- _Requirements_: Your answer should be a single number: the count of lines that include the word "фазовой".

- _Data_:

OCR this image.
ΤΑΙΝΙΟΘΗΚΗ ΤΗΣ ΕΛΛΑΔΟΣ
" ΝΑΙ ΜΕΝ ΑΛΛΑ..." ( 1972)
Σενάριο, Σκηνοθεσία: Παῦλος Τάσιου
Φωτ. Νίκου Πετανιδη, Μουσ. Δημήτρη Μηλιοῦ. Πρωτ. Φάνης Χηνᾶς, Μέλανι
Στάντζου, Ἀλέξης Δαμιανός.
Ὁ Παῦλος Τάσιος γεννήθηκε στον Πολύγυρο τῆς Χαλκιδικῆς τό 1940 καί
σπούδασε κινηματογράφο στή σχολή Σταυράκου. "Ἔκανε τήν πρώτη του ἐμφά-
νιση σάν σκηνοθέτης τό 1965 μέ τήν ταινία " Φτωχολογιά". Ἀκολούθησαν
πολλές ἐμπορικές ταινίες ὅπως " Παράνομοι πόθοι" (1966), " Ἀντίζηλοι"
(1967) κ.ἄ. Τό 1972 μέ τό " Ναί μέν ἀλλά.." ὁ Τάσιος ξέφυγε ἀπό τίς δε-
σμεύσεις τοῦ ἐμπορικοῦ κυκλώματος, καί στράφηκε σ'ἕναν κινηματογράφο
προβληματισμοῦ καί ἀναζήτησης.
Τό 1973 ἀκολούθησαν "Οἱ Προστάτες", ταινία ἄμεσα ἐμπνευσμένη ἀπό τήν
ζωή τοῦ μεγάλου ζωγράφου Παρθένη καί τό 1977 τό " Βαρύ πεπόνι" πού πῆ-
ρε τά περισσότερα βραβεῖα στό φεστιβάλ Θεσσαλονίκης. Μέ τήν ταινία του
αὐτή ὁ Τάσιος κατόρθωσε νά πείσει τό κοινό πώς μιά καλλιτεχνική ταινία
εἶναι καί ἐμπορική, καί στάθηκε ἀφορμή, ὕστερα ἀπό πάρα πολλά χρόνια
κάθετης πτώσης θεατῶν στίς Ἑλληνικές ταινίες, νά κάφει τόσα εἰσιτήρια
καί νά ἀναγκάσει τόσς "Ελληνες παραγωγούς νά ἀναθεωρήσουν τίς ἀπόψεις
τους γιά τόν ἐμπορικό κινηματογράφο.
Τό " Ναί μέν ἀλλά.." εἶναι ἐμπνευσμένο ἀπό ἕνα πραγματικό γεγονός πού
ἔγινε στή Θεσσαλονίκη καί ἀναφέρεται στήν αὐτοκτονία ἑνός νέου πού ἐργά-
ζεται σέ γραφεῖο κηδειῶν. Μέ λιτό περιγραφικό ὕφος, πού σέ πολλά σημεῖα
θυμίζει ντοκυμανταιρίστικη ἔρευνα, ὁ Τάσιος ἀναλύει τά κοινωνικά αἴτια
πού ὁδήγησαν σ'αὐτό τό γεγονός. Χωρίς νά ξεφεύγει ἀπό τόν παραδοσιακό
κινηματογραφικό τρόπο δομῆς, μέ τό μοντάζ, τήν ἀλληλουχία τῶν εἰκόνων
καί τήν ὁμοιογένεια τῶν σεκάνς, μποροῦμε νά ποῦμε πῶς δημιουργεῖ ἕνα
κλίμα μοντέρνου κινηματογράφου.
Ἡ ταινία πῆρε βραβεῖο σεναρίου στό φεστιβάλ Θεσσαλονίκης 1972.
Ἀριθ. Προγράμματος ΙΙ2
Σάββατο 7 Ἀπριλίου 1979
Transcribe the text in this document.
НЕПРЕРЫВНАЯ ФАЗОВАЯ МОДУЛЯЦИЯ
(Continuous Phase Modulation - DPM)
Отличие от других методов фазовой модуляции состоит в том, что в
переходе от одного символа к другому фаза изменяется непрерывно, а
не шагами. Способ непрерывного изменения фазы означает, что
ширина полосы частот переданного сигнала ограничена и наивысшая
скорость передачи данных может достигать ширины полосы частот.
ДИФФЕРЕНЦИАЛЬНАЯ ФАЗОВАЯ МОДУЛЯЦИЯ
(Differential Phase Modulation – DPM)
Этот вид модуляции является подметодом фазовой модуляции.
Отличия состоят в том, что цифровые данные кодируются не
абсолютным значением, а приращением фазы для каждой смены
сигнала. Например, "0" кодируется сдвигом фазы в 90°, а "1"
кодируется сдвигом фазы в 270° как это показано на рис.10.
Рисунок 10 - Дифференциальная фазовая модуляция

- _Correct response_: 2